Can you repeat the items below, with "caption-line" replaced by "label-line" wherever it occurs and nothing else altered?
◇ ◇ ◇
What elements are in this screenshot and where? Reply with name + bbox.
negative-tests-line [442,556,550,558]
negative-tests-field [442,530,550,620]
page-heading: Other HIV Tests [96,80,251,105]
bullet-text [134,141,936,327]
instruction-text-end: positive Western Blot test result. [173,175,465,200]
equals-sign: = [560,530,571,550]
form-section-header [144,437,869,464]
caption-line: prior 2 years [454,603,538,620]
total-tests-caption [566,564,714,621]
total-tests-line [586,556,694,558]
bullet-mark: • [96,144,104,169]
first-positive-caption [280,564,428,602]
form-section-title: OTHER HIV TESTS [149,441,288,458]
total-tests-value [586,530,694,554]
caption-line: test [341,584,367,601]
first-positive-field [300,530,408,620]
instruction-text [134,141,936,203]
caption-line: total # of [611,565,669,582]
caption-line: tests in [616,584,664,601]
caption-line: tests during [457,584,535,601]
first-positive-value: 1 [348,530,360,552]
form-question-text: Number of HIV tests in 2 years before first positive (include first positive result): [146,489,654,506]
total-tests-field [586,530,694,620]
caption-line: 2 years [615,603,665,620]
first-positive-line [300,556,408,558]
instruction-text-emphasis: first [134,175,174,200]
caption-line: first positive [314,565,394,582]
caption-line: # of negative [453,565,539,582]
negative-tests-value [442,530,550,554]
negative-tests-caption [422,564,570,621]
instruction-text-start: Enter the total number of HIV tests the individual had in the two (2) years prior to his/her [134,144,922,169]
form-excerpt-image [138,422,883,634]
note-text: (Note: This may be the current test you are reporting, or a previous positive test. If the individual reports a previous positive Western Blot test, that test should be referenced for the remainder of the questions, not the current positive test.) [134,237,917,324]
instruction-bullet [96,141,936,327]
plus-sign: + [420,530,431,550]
◇ ◇ ◇
▸ Solved exercise
What elements are in this screenshot and where? Reply with name + bbox.
negative-tests-line [442,556,550,558]
negative-tests-field [442,530,550,620]
page-heading: Other HIV Tests [96,80,251,105]
bullet-text [134,141,936,327]
instruction-text-end: positive Western Blot test result. [173,175,465,200]
equals-sign: = [560,530,571,550]
form-section-header [144,437,869,464]
label-line: prior 2 years [454,603,538,620]
total-tests-caption [566,564,714,621]
total-tests-line [586,556,694,558]
bullet-mark: • [96,144,104,169]
first-positive-caption [280,564,428,602]
form-section-title: OTHER HIV TESTS [149,441,288,458]
total-tests-value [586,530,694,554]
label-line: test [341,584,367,601]
first-positive-field [300,530,408,620]
instruction-text [134,141,936,203]
label-line: total # of [611,565,669,582]
label-line: tests in [616,584,664,601]
label-line: tests during [457,584,535,601]
first-positive-value: 1 [348,530,360,552]
form-question-text: Number of HIV tests in 2 years before first positive (include first positive result): [146,489,654,506]
total-tests-field [586,530,694,620]
label-line: 2 years [615,603,665,620]
first-positive-line [300,556,408,558]
instruction-text-emphasis: first [134,175,174,200]
label-line: first positive [314,565,394,582]
label-line: # of negative [453,565,539,582]
negative-tests-value [442,530,550,554]
negative-tests-caption [422,564,570,621]
instruction-text-start: Enter the total number of HIV tests the individual had in the two (2) years prior to his/her [134,144,922,169]
form-excerpt-image [138,422,883,634]
note-text: (Note: This may be the current test you are reporting, or a previous positive test. If the individual reports a previous positive Western Blot test, that test should be referenced for the remainder of the questions, not the current positive test.) [134,237,917,324]
instruction-bullet [96,141,936,327]
plus-sign: + [420,530,431,550]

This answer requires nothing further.